- Material provided
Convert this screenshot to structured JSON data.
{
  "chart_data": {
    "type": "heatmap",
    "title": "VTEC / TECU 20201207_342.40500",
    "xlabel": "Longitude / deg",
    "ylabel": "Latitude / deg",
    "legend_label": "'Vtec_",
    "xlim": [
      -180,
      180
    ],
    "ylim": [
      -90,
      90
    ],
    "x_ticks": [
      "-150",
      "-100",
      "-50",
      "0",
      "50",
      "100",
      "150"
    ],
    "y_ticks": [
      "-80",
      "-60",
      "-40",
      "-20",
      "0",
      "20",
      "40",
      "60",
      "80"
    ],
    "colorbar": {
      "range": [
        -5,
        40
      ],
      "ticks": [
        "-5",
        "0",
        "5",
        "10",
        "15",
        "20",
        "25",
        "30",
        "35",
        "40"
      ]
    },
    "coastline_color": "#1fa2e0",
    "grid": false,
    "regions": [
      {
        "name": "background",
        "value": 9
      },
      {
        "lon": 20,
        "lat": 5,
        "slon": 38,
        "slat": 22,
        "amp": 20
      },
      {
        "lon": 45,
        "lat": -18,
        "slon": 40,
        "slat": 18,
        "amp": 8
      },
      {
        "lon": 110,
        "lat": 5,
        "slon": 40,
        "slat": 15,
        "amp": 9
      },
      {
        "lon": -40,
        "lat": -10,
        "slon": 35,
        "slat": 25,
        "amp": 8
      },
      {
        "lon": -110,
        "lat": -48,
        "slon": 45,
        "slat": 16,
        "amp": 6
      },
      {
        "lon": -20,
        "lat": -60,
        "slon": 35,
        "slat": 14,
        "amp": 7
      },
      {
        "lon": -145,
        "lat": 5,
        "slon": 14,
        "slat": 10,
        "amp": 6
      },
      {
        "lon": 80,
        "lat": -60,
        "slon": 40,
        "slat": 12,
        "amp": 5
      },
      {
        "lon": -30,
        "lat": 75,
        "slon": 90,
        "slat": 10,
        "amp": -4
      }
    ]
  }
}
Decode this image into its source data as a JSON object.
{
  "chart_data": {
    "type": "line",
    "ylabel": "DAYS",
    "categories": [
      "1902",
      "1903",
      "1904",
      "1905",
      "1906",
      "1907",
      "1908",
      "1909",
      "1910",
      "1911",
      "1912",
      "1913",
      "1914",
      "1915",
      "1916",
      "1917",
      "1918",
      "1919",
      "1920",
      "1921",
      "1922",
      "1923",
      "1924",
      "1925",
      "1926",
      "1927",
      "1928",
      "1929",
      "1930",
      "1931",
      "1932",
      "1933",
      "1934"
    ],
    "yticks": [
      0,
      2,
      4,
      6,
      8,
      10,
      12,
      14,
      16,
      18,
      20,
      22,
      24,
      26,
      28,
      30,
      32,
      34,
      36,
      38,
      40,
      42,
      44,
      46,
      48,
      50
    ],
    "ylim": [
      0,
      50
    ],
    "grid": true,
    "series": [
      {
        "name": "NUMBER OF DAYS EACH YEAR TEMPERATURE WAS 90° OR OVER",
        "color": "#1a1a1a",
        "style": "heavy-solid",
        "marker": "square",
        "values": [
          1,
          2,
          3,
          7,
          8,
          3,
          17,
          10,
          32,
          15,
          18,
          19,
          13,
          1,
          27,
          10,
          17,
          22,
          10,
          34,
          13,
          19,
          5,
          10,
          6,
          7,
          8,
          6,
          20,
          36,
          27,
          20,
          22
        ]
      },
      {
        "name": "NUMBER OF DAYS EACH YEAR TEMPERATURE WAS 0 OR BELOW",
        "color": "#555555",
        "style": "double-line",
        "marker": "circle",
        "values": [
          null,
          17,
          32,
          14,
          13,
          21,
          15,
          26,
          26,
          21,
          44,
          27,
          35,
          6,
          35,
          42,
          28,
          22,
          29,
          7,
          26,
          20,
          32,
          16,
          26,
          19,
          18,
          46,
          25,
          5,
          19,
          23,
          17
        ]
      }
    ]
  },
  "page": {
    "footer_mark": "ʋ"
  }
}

- Written request
Go through the records. Copy each line where "NUMBER" appears.

- Answer
        "name": "NUMBER OF DAYS EACH YEAR TEMPERATURE WAS 90° OR OVER",
        "name": "NUMBER OF DAYS EACH YEAR TEMPERATURE WAS 0 OR BELOW",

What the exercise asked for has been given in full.